* _Set problem_: Records follow. Copy every line with "name".

* _Records shown_:
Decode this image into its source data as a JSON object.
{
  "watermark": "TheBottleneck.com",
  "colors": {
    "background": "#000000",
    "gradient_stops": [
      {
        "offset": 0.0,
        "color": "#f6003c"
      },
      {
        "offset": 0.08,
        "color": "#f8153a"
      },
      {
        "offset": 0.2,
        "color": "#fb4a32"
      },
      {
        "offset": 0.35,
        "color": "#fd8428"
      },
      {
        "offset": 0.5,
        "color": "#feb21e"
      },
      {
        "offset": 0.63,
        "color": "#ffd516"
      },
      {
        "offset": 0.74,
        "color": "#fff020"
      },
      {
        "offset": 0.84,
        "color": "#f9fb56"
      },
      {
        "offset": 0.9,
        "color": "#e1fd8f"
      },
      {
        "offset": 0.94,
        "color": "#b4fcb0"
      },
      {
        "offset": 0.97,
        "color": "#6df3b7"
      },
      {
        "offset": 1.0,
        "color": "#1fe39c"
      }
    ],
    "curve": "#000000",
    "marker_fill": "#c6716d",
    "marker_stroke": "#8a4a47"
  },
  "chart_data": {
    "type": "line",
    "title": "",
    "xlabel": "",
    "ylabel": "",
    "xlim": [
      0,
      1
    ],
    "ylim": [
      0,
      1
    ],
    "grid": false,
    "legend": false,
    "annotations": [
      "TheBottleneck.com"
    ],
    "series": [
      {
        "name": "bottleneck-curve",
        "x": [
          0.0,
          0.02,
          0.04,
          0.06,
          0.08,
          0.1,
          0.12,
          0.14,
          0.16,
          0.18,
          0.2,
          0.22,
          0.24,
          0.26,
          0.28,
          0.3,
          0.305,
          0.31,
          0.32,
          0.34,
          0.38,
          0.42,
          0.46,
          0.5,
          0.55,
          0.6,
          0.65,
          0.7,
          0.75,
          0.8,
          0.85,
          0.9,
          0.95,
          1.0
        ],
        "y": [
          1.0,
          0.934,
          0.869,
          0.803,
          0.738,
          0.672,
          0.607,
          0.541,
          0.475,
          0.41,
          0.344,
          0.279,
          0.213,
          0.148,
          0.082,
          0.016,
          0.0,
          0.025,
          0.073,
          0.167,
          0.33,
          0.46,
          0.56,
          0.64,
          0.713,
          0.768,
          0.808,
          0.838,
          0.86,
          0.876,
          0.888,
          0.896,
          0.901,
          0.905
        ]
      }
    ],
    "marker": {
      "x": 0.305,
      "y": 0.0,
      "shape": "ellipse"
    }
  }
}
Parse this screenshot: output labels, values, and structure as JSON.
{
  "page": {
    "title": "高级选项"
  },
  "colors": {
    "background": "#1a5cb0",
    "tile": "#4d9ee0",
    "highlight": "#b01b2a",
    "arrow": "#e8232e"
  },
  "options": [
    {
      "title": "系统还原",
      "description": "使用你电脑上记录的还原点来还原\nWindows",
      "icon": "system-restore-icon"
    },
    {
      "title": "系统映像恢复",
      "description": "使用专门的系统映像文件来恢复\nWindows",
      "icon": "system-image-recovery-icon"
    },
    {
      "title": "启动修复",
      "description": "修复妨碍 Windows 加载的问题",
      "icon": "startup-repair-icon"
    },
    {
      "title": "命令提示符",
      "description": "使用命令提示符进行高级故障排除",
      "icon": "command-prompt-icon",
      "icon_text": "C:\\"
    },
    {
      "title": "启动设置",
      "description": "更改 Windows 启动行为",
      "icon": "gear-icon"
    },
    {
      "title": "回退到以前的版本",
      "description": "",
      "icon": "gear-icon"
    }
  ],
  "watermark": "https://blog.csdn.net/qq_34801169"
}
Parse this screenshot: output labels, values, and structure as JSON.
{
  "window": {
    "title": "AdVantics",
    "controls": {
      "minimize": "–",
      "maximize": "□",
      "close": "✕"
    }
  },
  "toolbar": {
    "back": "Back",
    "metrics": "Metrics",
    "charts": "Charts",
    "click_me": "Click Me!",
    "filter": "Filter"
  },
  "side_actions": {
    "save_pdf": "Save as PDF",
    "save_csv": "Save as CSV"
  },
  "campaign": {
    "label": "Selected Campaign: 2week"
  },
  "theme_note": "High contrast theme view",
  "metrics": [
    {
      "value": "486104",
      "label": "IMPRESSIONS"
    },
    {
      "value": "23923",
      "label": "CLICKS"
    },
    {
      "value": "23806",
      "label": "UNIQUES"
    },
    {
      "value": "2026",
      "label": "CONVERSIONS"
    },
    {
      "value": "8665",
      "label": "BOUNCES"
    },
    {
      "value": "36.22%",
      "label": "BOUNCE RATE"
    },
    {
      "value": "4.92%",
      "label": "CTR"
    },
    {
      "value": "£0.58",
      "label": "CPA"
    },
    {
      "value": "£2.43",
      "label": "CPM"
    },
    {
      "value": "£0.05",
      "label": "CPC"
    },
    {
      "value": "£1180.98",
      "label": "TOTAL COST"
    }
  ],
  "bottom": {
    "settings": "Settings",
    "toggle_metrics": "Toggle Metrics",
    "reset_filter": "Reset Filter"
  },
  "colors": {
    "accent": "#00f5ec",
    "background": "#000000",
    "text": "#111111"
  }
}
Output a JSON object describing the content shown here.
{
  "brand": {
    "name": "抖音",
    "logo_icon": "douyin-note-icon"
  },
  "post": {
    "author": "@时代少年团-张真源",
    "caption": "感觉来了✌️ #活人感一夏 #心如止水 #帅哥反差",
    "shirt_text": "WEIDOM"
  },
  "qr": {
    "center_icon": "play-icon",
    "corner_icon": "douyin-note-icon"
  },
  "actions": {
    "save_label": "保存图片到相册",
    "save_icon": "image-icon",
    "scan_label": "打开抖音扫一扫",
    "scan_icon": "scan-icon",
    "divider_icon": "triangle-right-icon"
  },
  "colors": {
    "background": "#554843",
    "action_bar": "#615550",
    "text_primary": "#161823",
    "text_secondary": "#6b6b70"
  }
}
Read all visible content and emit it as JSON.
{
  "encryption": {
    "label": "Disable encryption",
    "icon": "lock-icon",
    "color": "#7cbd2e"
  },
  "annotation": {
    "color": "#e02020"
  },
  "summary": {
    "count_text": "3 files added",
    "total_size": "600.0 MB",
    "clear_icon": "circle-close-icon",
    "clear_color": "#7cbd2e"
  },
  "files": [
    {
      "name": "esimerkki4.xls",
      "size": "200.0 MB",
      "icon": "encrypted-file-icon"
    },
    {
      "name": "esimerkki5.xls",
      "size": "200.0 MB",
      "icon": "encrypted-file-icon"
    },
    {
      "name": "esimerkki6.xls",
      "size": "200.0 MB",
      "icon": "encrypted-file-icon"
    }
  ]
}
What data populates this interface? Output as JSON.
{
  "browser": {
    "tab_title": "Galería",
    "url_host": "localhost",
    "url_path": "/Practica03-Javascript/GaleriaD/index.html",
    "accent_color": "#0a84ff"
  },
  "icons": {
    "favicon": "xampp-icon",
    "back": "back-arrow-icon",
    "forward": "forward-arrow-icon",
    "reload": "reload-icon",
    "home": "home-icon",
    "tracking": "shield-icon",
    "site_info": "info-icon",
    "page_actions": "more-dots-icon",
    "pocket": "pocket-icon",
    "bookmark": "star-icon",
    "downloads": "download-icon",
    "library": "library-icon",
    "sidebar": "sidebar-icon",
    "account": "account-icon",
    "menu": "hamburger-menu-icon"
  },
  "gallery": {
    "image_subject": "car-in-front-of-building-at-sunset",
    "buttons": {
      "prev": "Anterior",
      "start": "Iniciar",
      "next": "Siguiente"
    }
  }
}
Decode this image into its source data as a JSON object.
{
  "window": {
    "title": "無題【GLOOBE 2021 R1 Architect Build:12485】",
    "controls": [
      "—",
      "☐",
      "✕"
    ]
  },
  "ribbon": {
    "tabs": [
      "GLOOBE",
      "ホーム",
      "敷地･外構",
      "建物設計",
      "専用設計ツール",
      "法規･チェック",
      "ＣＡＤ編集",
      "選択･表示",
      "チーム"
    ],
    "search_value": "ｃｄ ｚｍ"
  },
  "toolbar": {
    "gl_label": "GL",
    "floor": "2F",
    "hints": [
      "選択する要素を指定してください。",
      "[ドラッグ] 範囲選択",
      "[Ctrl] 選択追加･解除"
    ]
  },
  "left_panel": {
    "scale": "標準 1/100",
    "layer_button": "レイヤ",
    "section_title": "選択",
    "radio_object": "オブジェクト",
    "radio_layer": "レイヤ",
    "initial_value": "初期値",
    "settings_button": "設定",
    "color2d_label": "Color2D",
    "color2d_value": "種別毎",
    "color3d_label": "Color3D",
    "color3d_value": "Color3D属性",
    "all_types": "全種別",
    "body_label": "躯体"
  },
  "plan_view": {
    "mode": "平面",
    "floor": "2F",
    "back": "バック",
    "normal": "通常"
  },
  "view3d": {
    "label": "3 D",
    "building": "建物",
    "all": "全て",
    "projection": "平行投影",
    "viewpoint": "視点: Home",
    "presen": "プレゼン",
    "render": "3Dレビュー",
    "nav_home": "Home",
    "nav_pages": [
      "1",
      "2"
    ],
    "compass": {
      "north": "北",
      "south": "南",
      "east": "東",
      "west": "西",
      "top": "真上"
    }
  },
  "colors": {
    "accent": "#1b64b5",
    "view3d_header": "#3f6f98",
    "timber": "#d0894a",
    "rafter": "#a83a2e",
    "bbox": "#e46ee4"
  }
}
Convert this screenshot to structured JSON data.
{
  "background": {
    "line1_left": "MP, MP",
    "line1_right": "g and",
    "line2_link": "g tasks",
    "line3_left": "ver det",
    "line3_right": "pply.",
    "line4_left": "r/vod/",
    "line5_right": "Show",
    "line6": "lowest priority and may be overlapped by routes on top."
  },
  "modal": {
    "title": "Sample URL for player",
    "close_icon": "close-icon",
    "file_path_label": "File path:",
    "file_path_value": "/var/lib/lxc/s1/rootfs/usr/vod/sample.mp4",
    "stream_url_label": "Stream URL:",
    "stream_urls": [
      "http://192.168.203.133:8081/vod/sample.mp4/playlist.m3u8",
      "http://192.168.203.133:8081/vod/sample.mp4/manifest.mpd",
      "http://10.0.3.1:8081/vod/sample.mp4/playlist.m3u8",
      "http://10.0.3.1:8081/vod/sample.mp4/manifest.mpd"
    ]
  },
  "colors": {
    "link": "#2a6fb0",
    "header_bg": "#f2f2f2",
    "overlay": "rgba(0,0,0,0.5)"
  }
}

* _Written response_:
        "name": "bottleneck-curve",
    "name": "抖音",
      "name": "esimerkki4.xls",
      "name": "esimerkki5.xls",
      "name": "esimerkki6.xls",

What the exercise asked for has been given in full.